Show only lines that include "gray".

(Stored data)
..............................

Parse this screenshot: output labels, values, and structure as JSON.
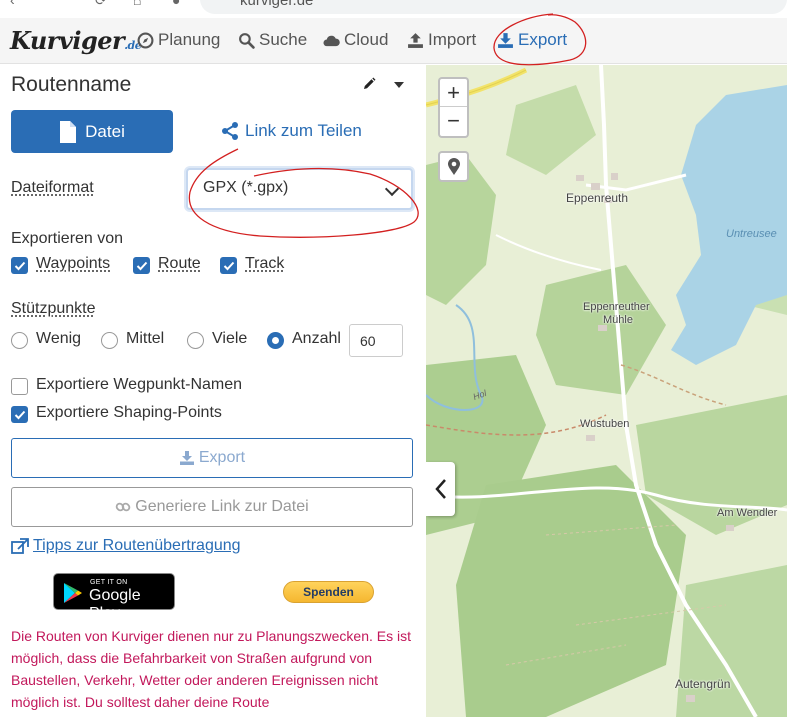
{
  "browser": {
    "url": "kurviger.de"
  },
  "navbar": {
    "logo_main": "Kurviger",
    "logo_suffix": ".de",
    "items": [
      {
        "label": "Planung",
        "icon": "compass-icon"
      },
      {
        "label": "Suche",
        "icon": "search-icon"
      },
      {
        "label": "Cloud",
        "icon": "cloud-icon"
      },
      {
        "label": "Import",
        "icon": "upload-icon"
      },
      {
        "label": "Export",
        "icon": "download-icon",
        "active": true
      }
    ]
  },
  "panel": {
    "route_name": "Routenname",
    "file_button": "Datei",
    "share_link": "Link zum Teilen",
    "format_label": "Dateiformat",
    "format_value": "GPX (*.gpx)",
    "export_from_label": "Exportieren von",
    "export_from": [
      {
        "label": "Waypoints",
        "checked": true
      },
      {
        "label": "Route",
        "checked": true
      },
      {
        "label": "Track",
        "checked": true
      }
    ],
    "support_points_label": "Stützpunkte",
    "support_points_options": [
      {
        "label": "Wenig",
        "selected": false
      },
      {
        "label": "Mittel",
        "selected": false
      },
      {
        "label": "Viele",
        "selected": false
      },
      {
        "label": "Anzahl",
        "selected": true
      }
    ],
    "support_points_count": "60",
    "options": [
      {
        "label": "Exportiere Wegpunkt-Namen",
        "checked": false
      },
      {
        "label": "Exportiere Shaping-Points",
        "checked": true
      }
    ],
    "export_button": "Export",
    "generate_link_button": "Generiere Link zur Datei",
    "tips_link": "Tipps zur Routenübertragung",
    "google_play_small": "GET IT ON",
    "google_play_big": "Google Play",
    "donate_button": "Spenden",
    "disclaimer": "Die Routen von Kurviger dienen nur zu Planungszwecken. Es ist möglich, dass die Befahrbarkeit von Straßen aufgrund von Baustellen, Verkehr, Wetter oder anderen Ereignissen nicht möglich ist. Du solltest daher deine Route"
  },
  "map": {
    "zoom_in": "+",
    "zoom_out": "−",
    "places": [
      "Eppenreuth",
      "Eppenreuther",
      "Mühle",
      "Wustuben",
      "Am Wendler",
      "Autengrün"
    ],
    "water_label": "Untreusee",
    "stream_label": "Hol"
  },
  "colors": {
    "accent": "#2a6db5",
    "disclaimer": "#c2185b",
    "annotation": "#d32020"
  }
}
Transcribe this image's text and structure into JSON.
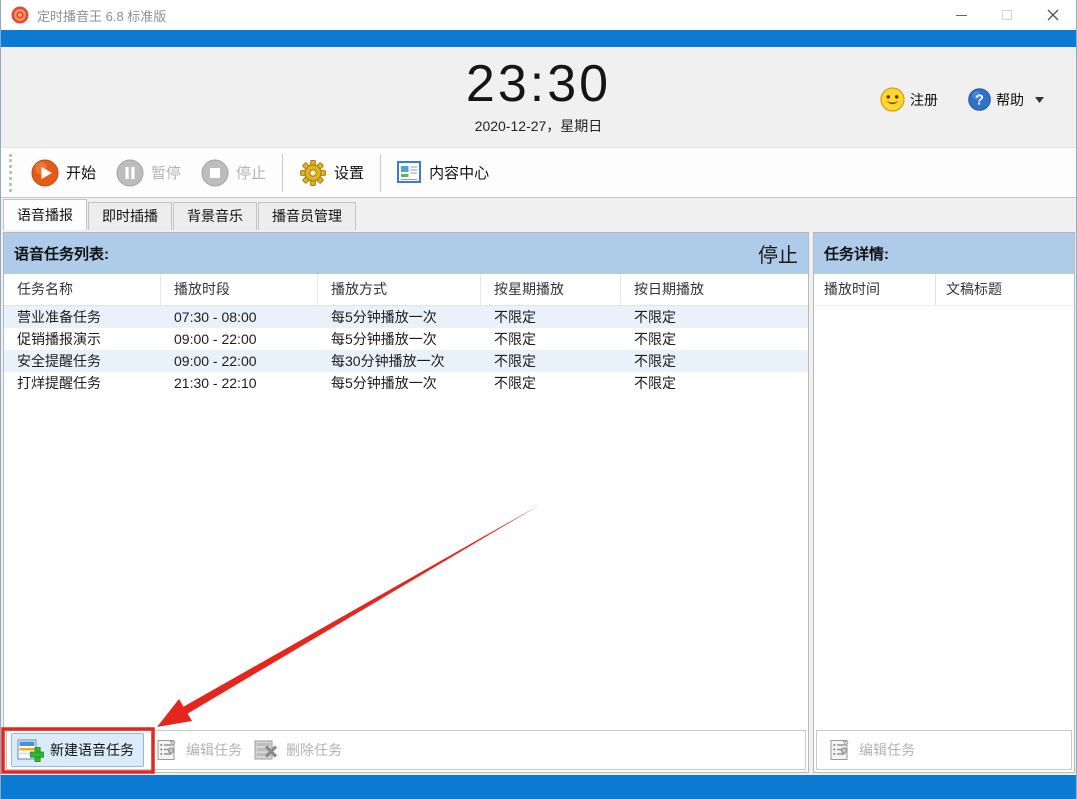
{
  "window": {
    "title": "定时播音王 6.8 标准版"
  },
  "clock": {
    "time": "23:30",
    "date": "2020-12-27，星期日"
  },
  "account": {
    "register": "注册",
    "help": "帮助"
  },
  "toolbar": {
    "start": "开始",
    "pause": "暂停",
    "stop": "停止",
    "settings": "设置",
    "content_center": "内容中心"
  },
  "tabs": [
    {
      "label": "语音播报",
      "active": true
    },
    {
      "label": "即时插播",
      "active": false
    },
    {
      "label": "背景音乐",
      "active": false
    },
    {
      "label": "播音员管理",
      "active": false
    }
  ],
  "task_panel": {
    "title": "语音任务列表:",
    "status": "停止",
    "columns": [
      "任务名称",
      "播放时段",
      "播放方式",
      "按星期播放",
      "按日期播放"
    ],
    "rows": [
      [
        "营业准备任务",
        "07:30 - 08:00",
        "每5分钟播放一次",
        "不限定",
        "不限定"
      ],
      [
        "促销播报演示",
        "09:00 - 22:00",
        "每5分钟播放一次",
        "不限定",
        "不限定"
      ],
      [
        "安全提醒任务",
        "09:00 - 22:00",
        "每30分钟播放一次",
        "不限定",
        "不限定"
      ],
      [
        "打烊提醒任务",
        "21:30 - 22:10",
        "每5分钟播放一次",
        "不限定",
        "不限定"
      ]
    ],
    "buttons": {
      "new": "新建语音任务",
      "edit": "编辑任务",
      "delete": "删除任务"
    }
  },
  "detail_panel": {
    "title": "任务详情:",
    "columns": [
      "播放时间",
      "文稿标题"
    ],
    "buttons": {
      "edit": "编辑任务"
    }
  },
  "icons": {
    "app": "broadcast-logo",
    "minimize": "minimize-line",
    "maximize": "maximize-square",
    "close": "close-x",
    "register": "smiley-face",
    "help": "question-mark-circle",
    "help_dropdown": "caret-down",
    "start": "play-circle-orange",
    "pause": "pause-circle-gray",
    "stop": "stop-circle-gray",
    "settings": "gear-yellow",
    "content_center": "document-blue",
    "new_task": "list-green-plus",
    "edit_task": "list-pencil-gray",
    "delete_task": "list-cross-gray"
  },
  "colors": {
    "accent_blue": "#0b7ad3",
    "panel_header_blue": "#aecbea",
    "row_stripe": "#e9f1fa",
    "annotation_red": "#e5261f",
    "start_orange": "#e35b16",
    "smiley_yellow": "#ffd633"
  }
}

..............................

* _Task solution_
    "pause": "pause-circle-gray",
    "stop": "stop-circle-gray",
    "edit_task": "list-pencil-gray",
    "delete_task": "list-cross-gray"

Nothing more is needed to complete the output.